— start —
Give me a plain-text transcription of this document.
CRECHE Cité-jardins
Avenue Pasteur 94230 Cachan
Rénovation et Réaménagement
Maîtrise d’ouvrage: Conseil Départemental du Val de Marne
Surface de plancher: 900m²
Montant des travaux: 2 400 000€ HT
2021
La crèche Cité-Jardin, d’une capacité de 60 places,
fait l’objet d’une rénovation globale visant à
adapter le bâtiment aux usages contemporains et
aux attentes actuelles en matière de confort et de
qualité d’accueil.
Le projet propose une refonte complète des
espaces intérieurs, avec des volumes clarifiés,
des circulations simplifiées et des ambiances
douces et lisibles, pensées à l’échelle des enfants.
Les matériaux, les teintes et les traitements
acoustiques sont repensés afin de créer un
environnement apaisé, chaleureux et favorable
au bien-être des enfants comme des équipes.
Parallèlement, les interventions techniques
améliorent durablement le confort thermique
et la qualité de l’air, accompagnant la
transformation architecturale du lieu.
— end —
— start —
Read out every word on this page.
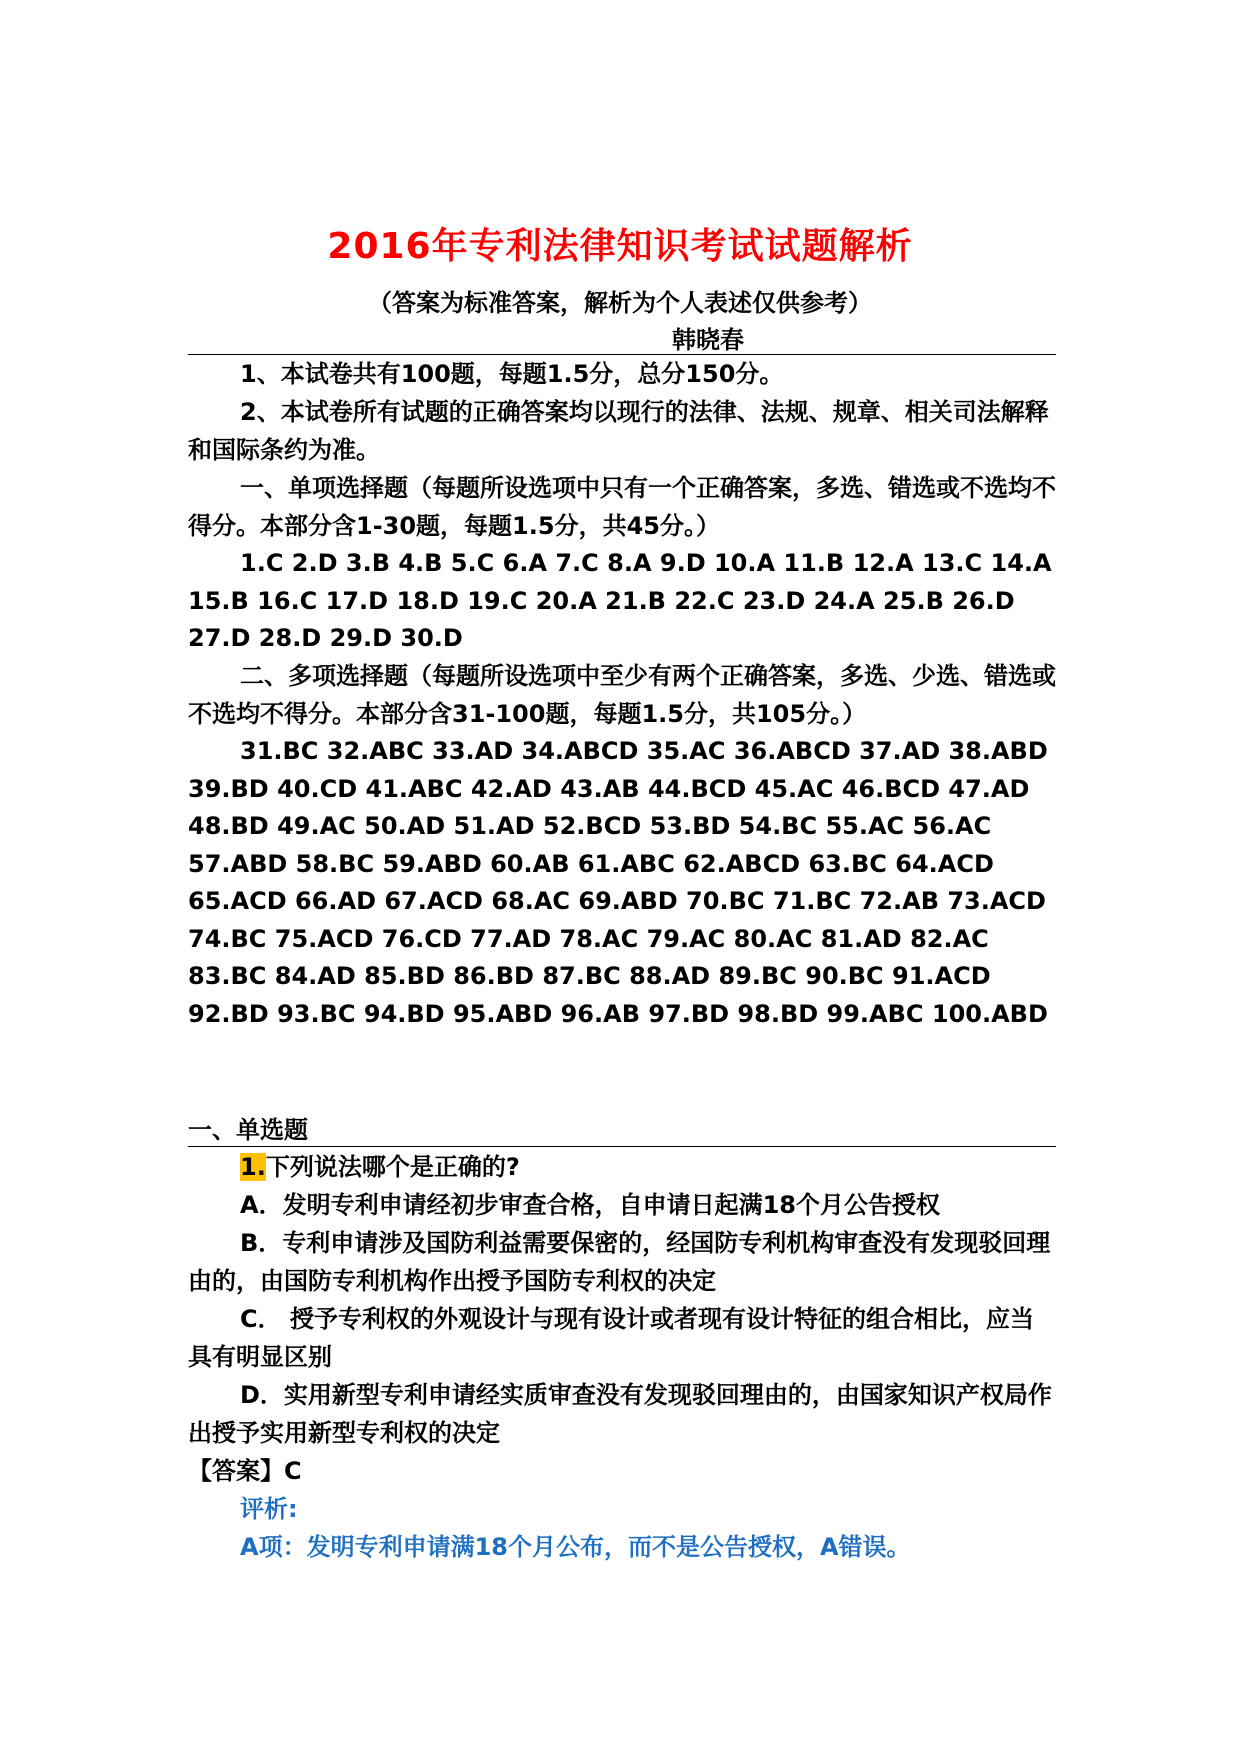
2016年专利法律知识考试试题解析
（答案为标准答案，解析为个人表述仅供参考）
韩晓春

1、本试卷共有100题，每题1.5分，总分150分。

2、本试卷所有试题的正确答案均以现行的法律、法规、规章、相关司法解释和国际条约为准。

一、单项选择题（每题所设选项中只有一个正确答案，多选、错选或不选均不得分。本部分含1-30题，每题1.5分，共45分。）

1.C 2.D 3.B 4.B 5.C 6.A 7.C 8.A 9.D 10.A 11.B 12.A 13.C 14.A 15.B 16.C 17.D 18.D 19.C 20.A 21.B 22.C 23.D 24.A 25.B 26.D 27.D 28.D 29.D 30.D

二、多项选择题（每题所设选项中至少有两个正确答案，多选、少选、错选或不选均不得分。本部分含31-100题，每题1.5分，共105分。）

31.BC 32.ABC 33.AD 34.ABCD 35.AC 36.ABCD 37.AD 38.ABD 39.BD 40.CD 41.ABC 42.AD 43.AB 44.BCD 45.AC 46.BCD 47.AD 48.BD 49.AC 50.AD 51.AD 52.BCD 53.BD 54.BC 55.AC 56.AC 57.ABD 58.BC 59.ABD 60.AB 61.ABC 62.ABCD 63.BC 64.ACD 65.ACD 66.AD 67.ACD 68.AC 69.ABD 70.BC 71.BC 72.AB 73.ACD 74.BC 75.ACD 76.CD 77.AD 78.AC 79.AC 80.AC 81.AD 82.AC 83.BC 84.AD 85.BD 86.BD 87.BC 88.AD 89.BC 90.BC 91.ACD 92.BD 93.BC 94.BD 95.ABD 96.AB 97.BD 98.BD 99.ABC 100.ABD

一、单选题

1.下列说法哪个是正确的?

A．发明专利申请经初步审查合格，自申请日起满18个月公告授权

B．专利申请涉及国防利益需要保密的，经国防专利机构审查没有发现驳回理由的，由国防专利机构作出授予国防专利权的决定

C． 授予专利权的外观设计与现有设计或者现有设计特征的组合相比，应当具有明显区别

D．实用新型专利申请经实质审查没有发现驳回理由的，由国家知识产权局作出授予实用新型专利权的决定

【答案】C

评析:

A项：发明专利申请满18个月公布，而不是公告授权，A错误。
— end —
— start —
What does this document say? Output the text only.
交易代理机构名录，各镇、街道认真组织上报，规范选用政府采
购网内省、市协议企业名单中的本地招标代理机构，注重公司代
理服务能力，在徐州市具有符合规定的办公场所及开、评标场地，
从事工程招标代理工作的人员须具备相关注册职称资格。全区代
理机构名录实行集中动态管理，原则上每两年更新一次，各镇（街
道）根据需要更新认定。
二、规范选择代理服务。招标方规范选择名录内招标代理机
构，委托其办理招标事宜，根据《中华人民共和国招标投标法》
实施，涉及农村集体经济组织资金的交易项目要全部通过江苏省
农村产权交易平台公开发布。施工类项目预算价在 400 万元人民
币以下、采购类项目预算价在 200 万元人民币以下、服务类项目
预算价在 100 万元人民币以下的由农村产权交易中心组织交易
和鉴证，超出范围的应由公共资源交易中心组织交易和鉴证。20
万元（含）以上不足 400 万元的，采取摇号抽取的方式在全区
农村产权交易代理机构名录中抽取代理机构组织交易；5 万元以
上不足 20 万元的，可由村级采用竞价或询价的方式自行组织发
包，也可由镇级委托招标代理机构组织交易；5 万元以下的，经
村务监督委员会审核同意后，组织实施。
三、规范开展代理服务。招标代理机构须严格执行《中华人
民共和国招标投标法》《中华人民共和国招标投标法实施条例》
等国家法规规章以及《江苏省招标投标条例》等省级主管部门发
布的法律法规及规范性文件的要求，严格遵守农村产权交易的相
— end —
Pull out every line containing "enfants".

douces et lisibles, pensées à l’échelle des enfants.
au bien-être des enfants comme des équipes.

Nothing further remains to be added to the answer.